◆ Task: Find each line with the word "perigo" and copy it.

◆ Stored rows:
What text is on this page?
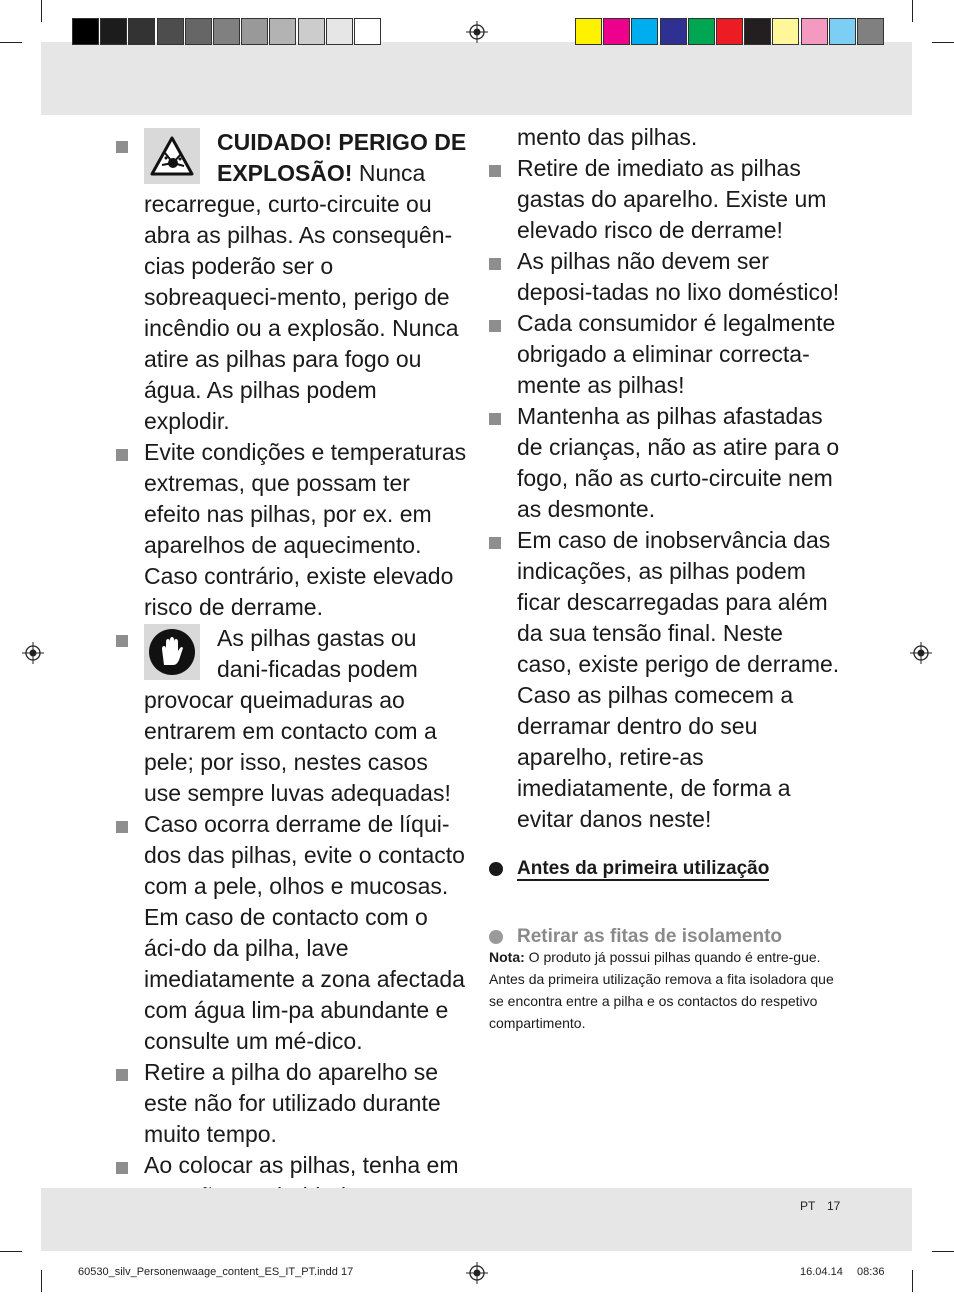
CUIDADO! PERIGO DE EXPLOSÃO! Nunca recarregue, curto-circuite ou abra as pilhas. As consequên-cias poderão ser o sobreaqueci-mento, perigo de incêndio ou a explosão. Nunca atire as pilhas para fogo ou água. As pilhas podem explodir.
Evite condições e temperaturas extremas, que possam ter efeito nas pilhas, por ex. em aparelhos de aquecimento. Caso contrário, existe elevado risco de derrame.
As pilhas gastas ou dani-ficadas podem provocar queimaduras ao entrarem em contacto com a pele; por isso, nestes casos use sempre luvas adequadas!
Caso ocorra derrame de líqui-dos das pilhas, evite o contacto com a pele, olhos e mucosas. Em caso de contacto com o áci-do da pilha, lave imediatamente a zona afectada com água lim-pa abundante e consulte um mé-dico.
Retire a pilha do aparelho se este não for utilizado durante muito tempo.
Ao colocar as pilhas, tenha em
mento das pilhas.
Retire de imediato as pilhas gastas do aparelho. Existe um elevado risco de derrame!
As pilhas não devem ser deposi-tadas no lixo doméstico!
Cada consumidor é legalmente obrigado a eliminar correcta-mente as pilhas!
Mantenha as pilhas afastadas de crianças, não as atire para o fogo, não as curto-circuite nem as desmonte.
Em caso de inobservância das indicações, as pilhas podem ficar descarregadas para além da sua tensão final. Neste caso, existe perigo de derrame. Caso as pilhas comecem a derramar dentro do seu aparelho, retire-as imediatamente, de forma a evitar danos neste!
Antes da primeira utilização
Retirar as fitas de isolamento
Nota: O produto já possui pilhas quando é entre-gue. Antes da primeira utilização remova a fita isoladora que se encontra entre a pilha e os contactos do respetivo compartimento.
PT 17
60530_silv_Personenwaage_content_ES_IT_PT.indd 17	16.04.14 08:36
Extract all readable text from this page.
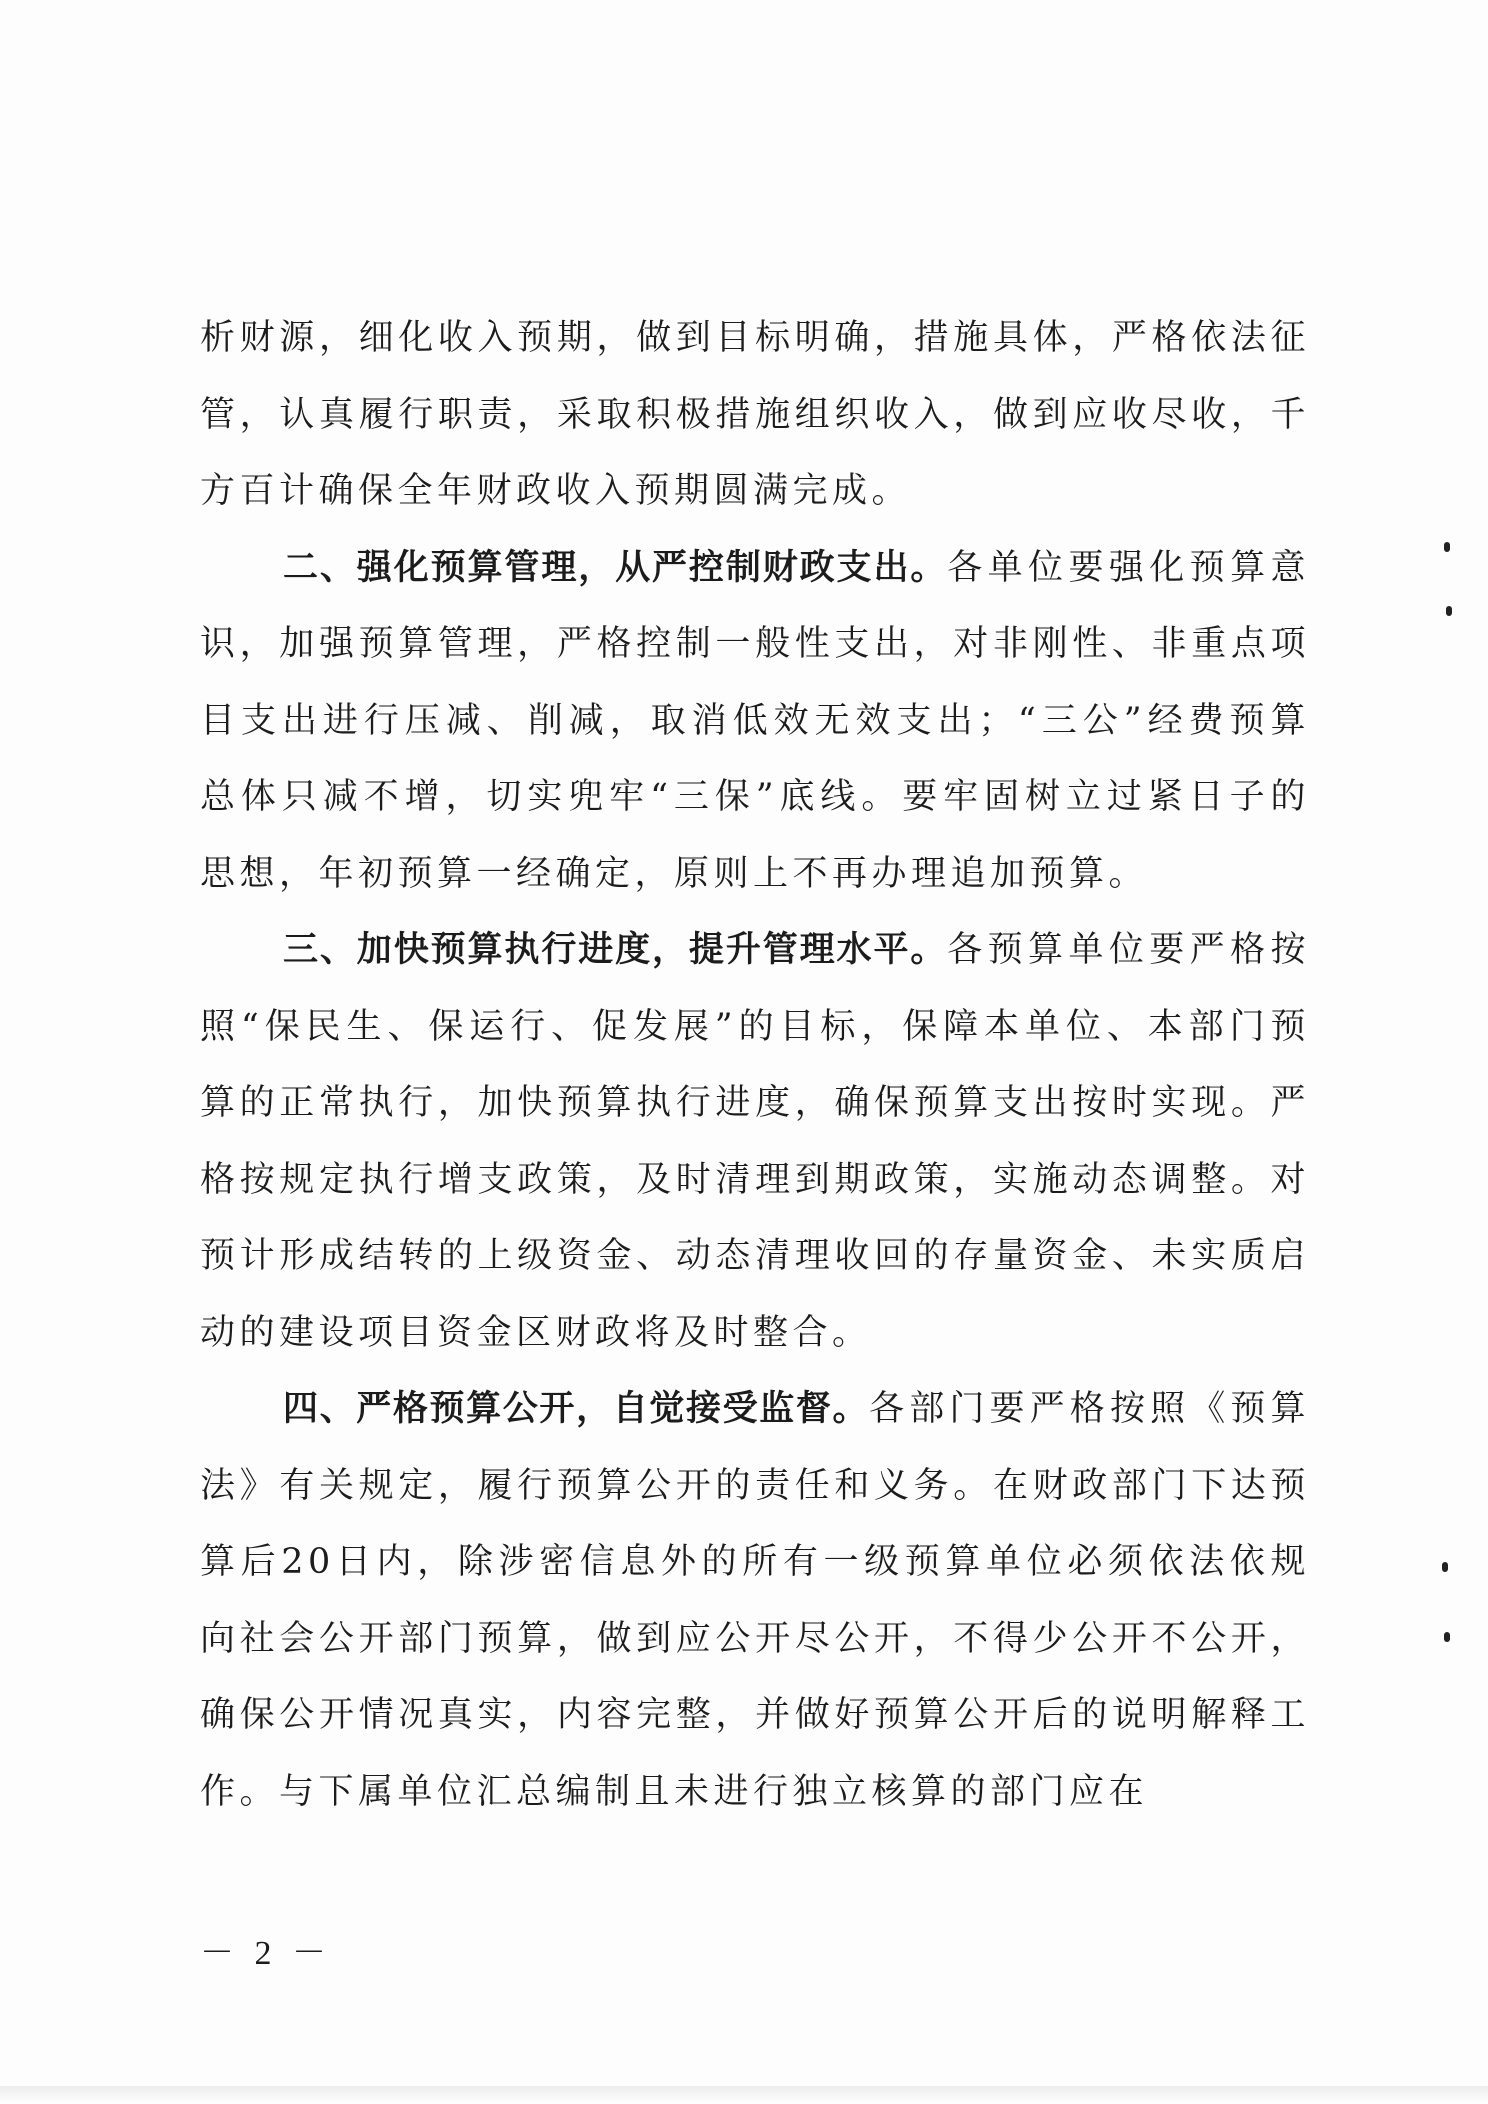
析财源，细化收入预期，做到目标明确，措施具体，严格依法征管，认真履行职责，采取积极措施组织收入，做到应收尽收，千方百计确保全年财政收入预期圆满完成。

二、强化预算管理，从严控制财政支出。各单位要强化预算意识，加强预算管理，严格控制一般性支出，对非刚性、非重点项目支出进行压减、削减，取消低效无效支出；“三公”经费预算总体只减不增，切实兜牢“三保”底线。要牢固树立过紧日子的思想，年初预算一经确定，原则上不再办理追加预算。

三、加快预算执行进度，提升管理水平。各预算单位要严格按照“保民生、保运行、促发展”的目标，保障本单位、本部门预算的正常执行，加快预算执行进度，确保预算支出按时实现。严格按规定执行增支政策，及时清理到期政策，实施动态调整。对预计形成结转的上级资金、动态清理收回的存量资金、未实质启动的建设项目资金区财政将及时整合。

四、严格预算公开，自觉接受监督。各部门要严格按照《预算法》有关规定，履行预算公开的责任和义务。在财政部门下达预算后20日内，除涉密信息外的所有一级预算单位必须依法依规向社会公开部门预算，做到应公开尽公开，不得少公开不公开，确保公开情况真实，内容完整，并做好预算公开后的说明解释工作。与下属单位汇总编制且未进行独立核算的部门应在

－ 2 －
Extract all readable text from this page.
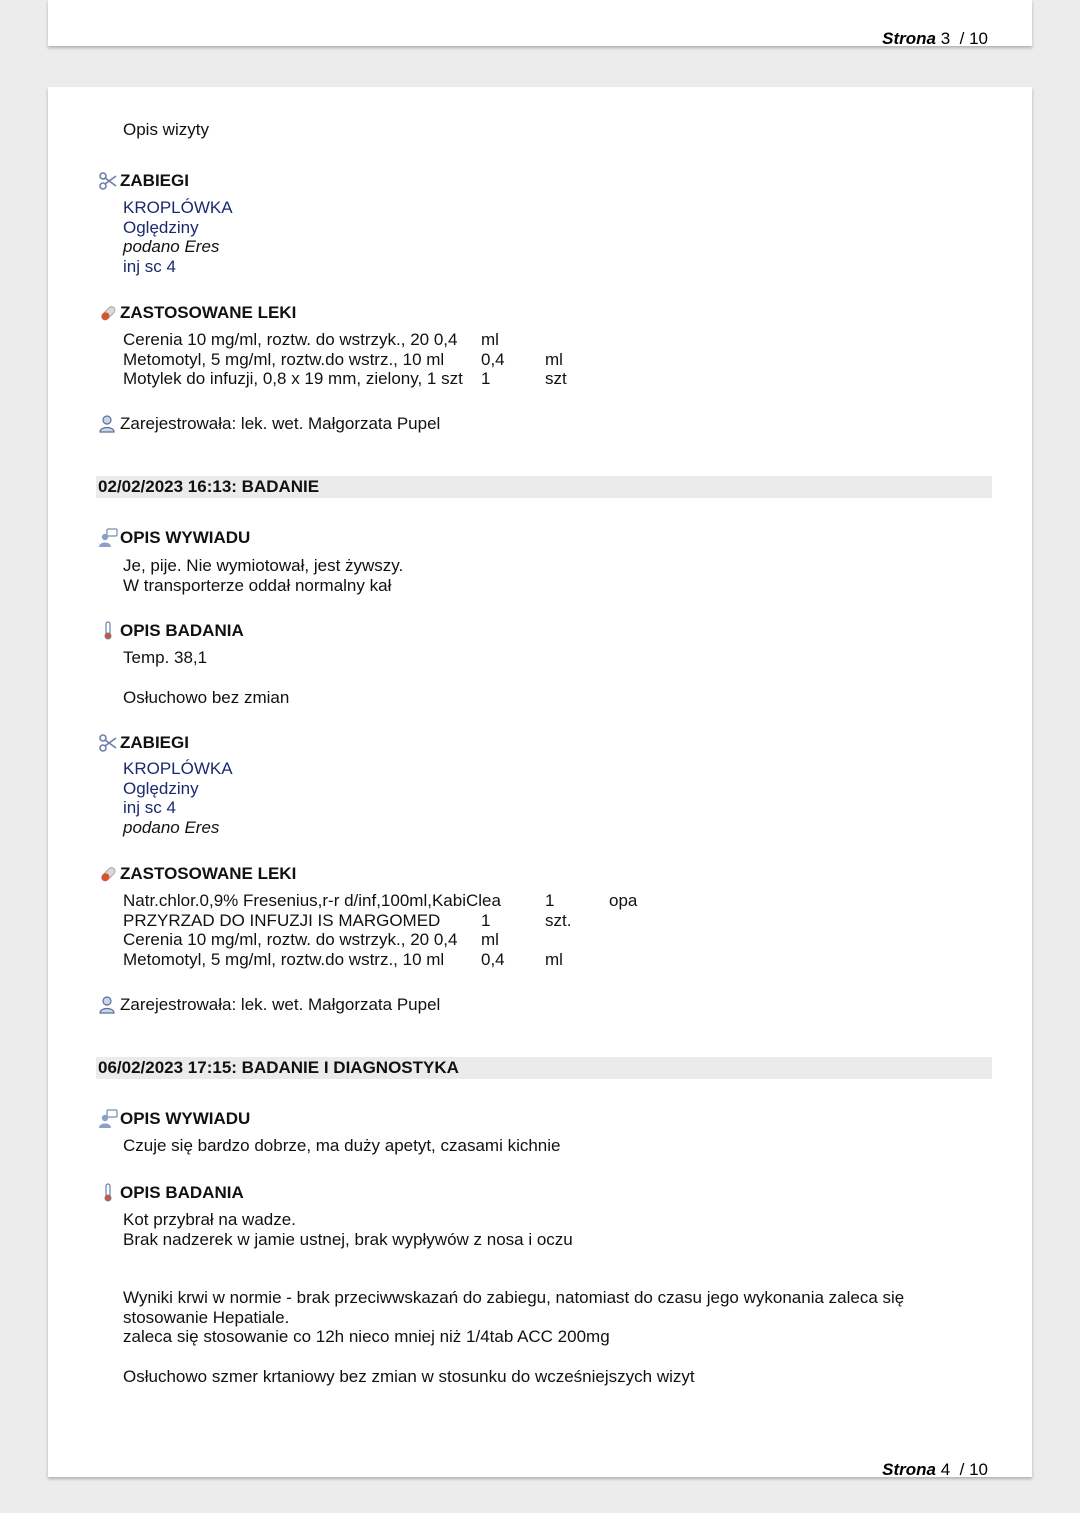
Strona 3 / 10
Strona 4 / 10
Opis wizyty
ZABIEGI
KROPLÓWKA
Oględziny
podano Eres
inj sc 4
ZASTOSOWANE LEKI
Cerenia 10 mg/ml, roztw. do wstrzyk., 20 0,4 ml
Metomotyl, 5 mg/ml, roztw.do wstrz., 10 ml 0,4 ml
Motylek do infuzji, 0,8 x 19 mm, zielony, 1 szt 1	szt
Zarejestrowała: lek. wet. Małgorzata Pupel
02/02/2023 16:13: BADANIE
OPIS WYWIADU
Je, pije. Nie wymiotował, jest żywszy.
W transporterze oddał normalny kał
OPIS BADANIA
Temp. 38,1
Osłuchowo bez zmian
ZABIEGI
KROPLÓWKA
Oględziny
inj sc 4
podano Eres
ZASTOSOWANE LEKI
Natr.chlor.0,9% Fresenius,r-r d/inf,100ml,KabiClea	1	opa
PRZYRZAD DO INFUZJI IS MARGOMED 1	szt.
Cerenia 10 mg/ml, roztw. do wstrzyk., 20 0,4 ml
Metomotyl, 5 mg/ml, roztw.do wstrz., 10 ml 0,4 ml
Zarejestrowała: lek. wet. Małgorzata Pupel
06/02/2023 17:15: BADANIE I DIAGNOSTYKA
OPIS WYWIADU
Czuje się bardzo dobrze, ma duży apetyt, czasami kichnie
OPIS BADANIA
Kot przybrał na wadze.
Brak nadzerek w jamie ustnej, brak wypływów z nosa i oczu
Wyniki krwi w normie - brak przeciwwskazań do zabiegu, natomiast do czasu jego wykonania zaleca się
stosowanie Hepatiale.
zaleca się stosowanie co 12h nieco mniej niż 1/4tab ACC 200mg
Osłuchowo szmer krtaniowy bez zmian w stosunku do wcześniejszych wizyt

◆ Expected answer:
CUIDADO! PERIGO DE EXPLOSÃO! Nunca recarregue, curto-circuite ou abra as pilhas. As consequên-cias poderão ser o sobreaqueci-mento, perigo de incêndio ou a explosão. Nunca atire as pilhas para fogo ou água. As pilhas podem explodir.
Em caso de inobservância das indicações, as pilhas podem ficar descarregadas para além da sua tensão final. Neste caso, existe perigo de derrame. Caso as pilhas comecem a derramar dentro do seu aparelho, retire-as imediatamente, de forma a evitar danos neste!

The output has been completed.